— Start —

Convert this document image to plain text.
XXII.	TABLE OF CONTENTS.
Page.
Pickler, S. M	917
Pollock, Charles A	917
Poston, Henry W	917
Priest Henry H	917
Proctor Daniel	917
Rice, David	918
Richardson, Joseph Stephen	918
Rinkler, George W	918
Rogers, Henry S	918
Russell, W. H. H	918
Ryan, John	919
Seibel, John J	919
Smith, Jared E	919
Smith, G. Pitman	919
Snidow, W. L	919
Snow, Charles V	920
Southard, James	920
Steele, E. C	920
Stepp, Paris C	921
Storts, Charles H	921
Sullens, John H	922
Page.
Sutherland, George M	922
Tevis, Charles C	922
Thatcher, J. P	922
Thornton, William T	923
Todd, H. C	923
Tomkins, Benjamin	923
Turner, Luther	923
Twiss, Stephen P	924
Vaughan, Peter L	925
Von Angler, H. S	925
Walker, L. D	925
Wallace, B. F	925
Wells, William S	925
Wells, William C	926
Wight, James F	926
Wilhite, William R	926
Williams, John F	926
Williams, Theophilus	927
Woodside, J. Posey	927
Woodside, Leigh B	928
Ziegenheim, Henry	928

— End —

▶ [Task details] Copy out the full listing exactly.

▶ [Full response]
Convert this document image to plain text.
XXII.	TABLE OF CONTENTS.
Page.
Pickler, S. M	917
Pollock, Charles A	917
Poston, Henry W	917
Priest Henry H	917
Proctor Daniel	917
Rice, David	918
Richardson, Joseph Stephen	918
Rinkler, George W	918
Rogers, Henry S	918
Russell, W. H. H	918
Ryan, John	919
Seibel, John J	919
Smith, Jared E	919
Smith, G. Pitman	919
Snidow, W. L	919
Snow, Charles V	920
Southard, James	920
Steele, E. C	920
Stepp, Paris C	921
Storts, Charles H	921
Sullens, John H	922
Page.
Sutherland, George M	922
Tevis, Charles C	922
Thatcher, J. P	922
Thornton, William T	923
Todd, H. C	923
Tomkins, Benjamin	923
Turner, Luther	923
Twiss, Stephen P	924
Vaughan, Peter L	925
Von Angler, H. S	925
Walker, L. D	925
Wallace, B. F	925
Wells, William S	925
Wells, William C	926
Wight, James F	926
Wilhite, William R	926
Williams, John F	926
Williams, Theophilus	927
Woodside, J. Posey	927
Woodside, Leigh B	928
Ziegenheim, Henry	928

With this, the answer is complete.